Recorded data
★ ★ ★ ★ ★

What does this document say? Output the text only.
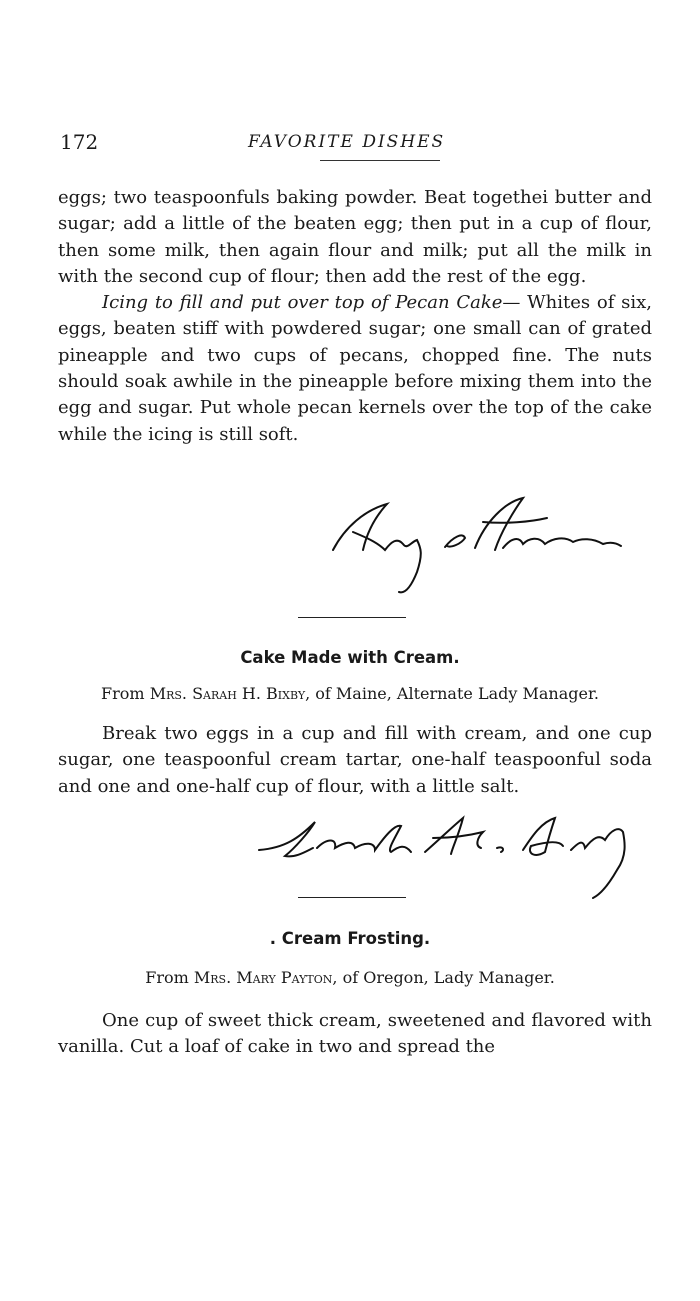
172	FAVORITE DISHES

eggs; two teaspoonfuls baking powder. Beat togethei butter and sugar; add a little of the beaten egg; then put in a cup of flour, then some milk, then again flour and milk; put all the milk in with the second cup of flour; then add the rest of the egg.

Icing to fill and put over top of Pecan Cake— Whites of six, eggs, beaten stiff with powdered sugar; one small can of grated pineapple and two cups of pecans, chopped fine. The nuts should soak awhile in the pineapple before mixing them into the egg and sugar. Put whole pecan kernels over the top of the cake while the icing is still soft.

Cake Made with Cream.
From Mrs. Sarah H. Bixby, of Maine, Alternate Lady Manager.

Break two eggs in a cup and fill with cream, and one cup sugar, one teaspoonful cream tartar, one-half teaspoonful soda and one and one-half cup of flour, with a little salt.

. Cream Frosting.
From Mrs. Mary Payton, of Oregon, Lady Manager.

One cup of sweet thick cream, sweetened and flavored with vanilla. Cut a loaf of cake in two and spread the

★ ★ ★ ★ ★

GIVEN TASK: Write out the data precisely as given, excluding the pictures.

SOLUTION TO THIS TASK:
What does this document say? Output the text only.
172	FAVORITE DISHES

eggs; two teaspoonfuls baking powder. Beat togethei butter and sugar; add a little of the beaten egg; then put in a cup of flour, then some milk, then again flour and milk; put all the milk in with the second cup of flour; then add the rest of the egg.

Icing to fill and put over top of Pecan Cake— Whites of six, eggs, beaten stiff with powdered sugar; one small can of grated pineapple and two cups of pecans, chopped fine. The nuts should soak awhile in the pineapple before mixing them into the egg and sugar. Put whole pecan kernels over the top of the cake while the icing is still soft.

Cake Made with Cream.
From Mrs. Sarah H. Bixby, of Maine, Alternate Lady Manager.

Break two eggs in a cup and fill with cream, and one cup sugar, one teaspoonful cream tartar, one-half teaspoonful soda and one and one-half cup of flour, with a little salt.

. Cream Frosting.
From Mrs. Mary Payton, of Oregon, Lady Manager.

One cup of sweet thick cream, sweetened and flavored with vanilla. Cut a loaf of cake in two and spread the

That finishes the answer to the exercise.